• _Data records_

- - -

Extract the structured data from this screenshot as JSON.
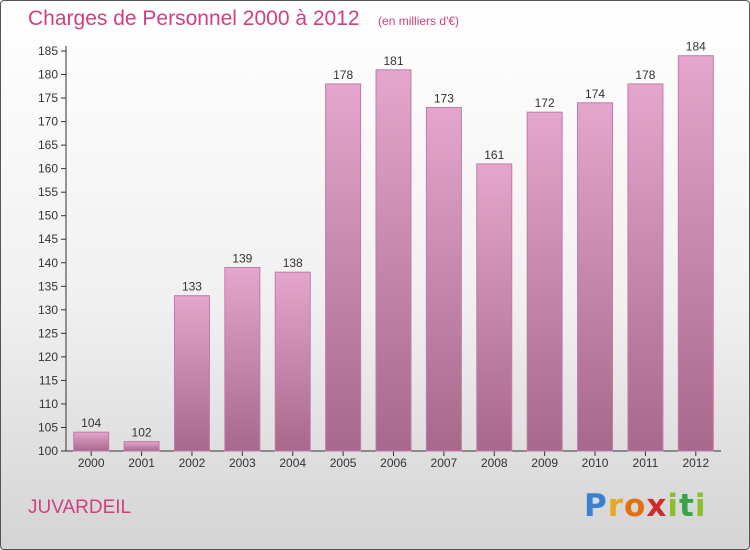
{
  "header": {
    "title": "Charges de Personnel 2000 à 2012",
    "subtitle": "(en milliers d'€)"
  },
  "footer": {
    "place": "JUVARDEIL"
  },
  "logo": {
    "letters": [
      "P",
      "r",
      "o",
      "x",
      "i",
      "t",
      "i"
    ]
  },
  "colors": {
    "accent": "#d04080",
    "bar_top": "#e4a6cc",
    "bar_bottom": "#a8688c",
    "bar_stroke": "#c07ca6"
  },
  "chart_data": {
    "type": "bar",
    "title": "Charges de Personnel 2000 à 2012",
    "subtitle": "(en milliers d'€)",
    "xlabel": "",
    "ylabel": "",
    "categories": [
      "2000",
      "2001",
      "2002",
      "2003",
      "2004",
      "2005",
      "2006",
      "2007",
      "2008",
      "2009",
      "2010",
      "2011",
      "2012"
    ],
    "values": [
      104,
      102,
      133,
      139,
      138,
      178,
      181,
      173,
      161,
      172,
      174,
      178,
      184
    ],
    "ylim": [
      100,
      185
    ],
    "yticks": [
      100,
      105,
      110,
      115,
      120,
      125,
      130,
      135,
      140,
      145,
      150,
      155,
      160,
      165,
      170,
      175,
      180,
      185
    ],
    "grid": false,
    "legend": "none"
  }
}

- - -

• _Required work_
Omit the pictures, then output the rest of the listing exactly.

• _Output_
Extract the structured data from this screenshot as JSON.
{
  "header": {
    "title": "Charges de Personnel 2000 à 2012",
    "subtitle": "(en milliers d'€)"
  },
  "footer": {
    "place": "JUVARDEIL"
  },
  "logo": {
    "letters": [
      "P",
      "r",
      "o",
      "x",
      "i",
      "t",
      "i"
    ]
  },
  "colors": {
    "accent": "#d04080",
    "bar_top": "#e4a6cc",
    "bar_bottom": "#a8688c",
    "bar_stroke": "#c07ca6"
  },
  "chart_data": {
    "type": "bar",
    "title": "Charges de Personnel 2000 à 2012",
    "subtitle": "(en milliers d'€)",
    "xlabel": "",
    "ylabel": "",
    "categories": [
      "2000",
      "2001",
      "2002",
      "2003",
      "2004",
      "2005",
      "2006",
      "2007",
      "2008",
      "2009",
      "2010",
      "2011",
      "2012"
    ],
    "values": [
      104,
      102,
      133,
      139,
      138,
      178,
      181,
      173,
      161,
      172,
      174,
      178,
      184
    ],
    "ylim": [
      100,
      185
    ],
    "yticks": [
      100,
      105,
      110,
      115,
      120,
      125,
      130,
      135,
      140,
      145,
      150,
      155,
      160,
      165,
      170,
      175,
      180,
      185
    ],
    "grid": false,
    "legend": "none"
  }
}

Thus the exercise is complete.